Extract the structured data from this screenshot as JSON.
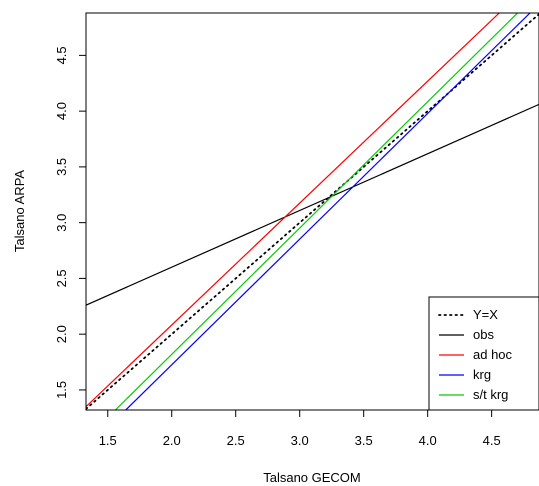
{
  "chart_data": {
    "type": "line",
    "title": "",
    "xlabel": "Talsano GECOM",
    "ylabel": "Talsano ARPA",
    "xlim": [
      1.33,
      4.87
    ],
    "ylim": [
      1.32,
      4.88
    ],
    "x_ticks": [
      "1.5",
      "2.0",
      "2.5",
      "3.0",
      "3.5",
      "4.0",
      "4.5"
    ],
    "y_ticks": [
      "1.5",
      "2.0",
      "2.5",
      "3.0",
      "3.5",
      "4.0",
      "4.5"
    ],
    "grid": false,
    "legend_position": "bottom-right",
    "series": [
      {
        "name": "Y=X",
        "style": "dotted",
        "color": "#000000",
        "x": [
          1.33,
          4.87
        ],
        "y": [
          1.33,
          4.87
        ]
      },
      {
        "name": "obs",
        "style": "solid",
        "color": "#000000",
        "x": [
          1.33,
          4.87
        ],
        "y": [
          2.26,
          4.06
        ]
      },
      {
        "name": "ad hoc",
        "style": "solid",
        "color": "#ff0000",
        "x": [
          1.33,
          4.87
        ],
        "y": [
          1.35,
          5.22
        ]
      },
      {
        "name": "krg",
        "style": "solid",
        "color": "#0000ff",
        "x": [
          1.33,
          4.87
        ],
        "y": [
          0.97,
          4.96
        ]
      },
      {
        "name": "s/t krg",
        "style": "solid",
        "color": "#00cc00",
        "x": [
          1.33,
          4.87
        ],
        "y": [
          1.06,
          5.07
        ]
      }
    ]
  }
}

#### Your task:
All lines above containing the string "Talsano" are to be collected.

#### Answer to this problem:
    "xlabel": "Talsano GECOM",
    "ylabel": "Talsano ARPA",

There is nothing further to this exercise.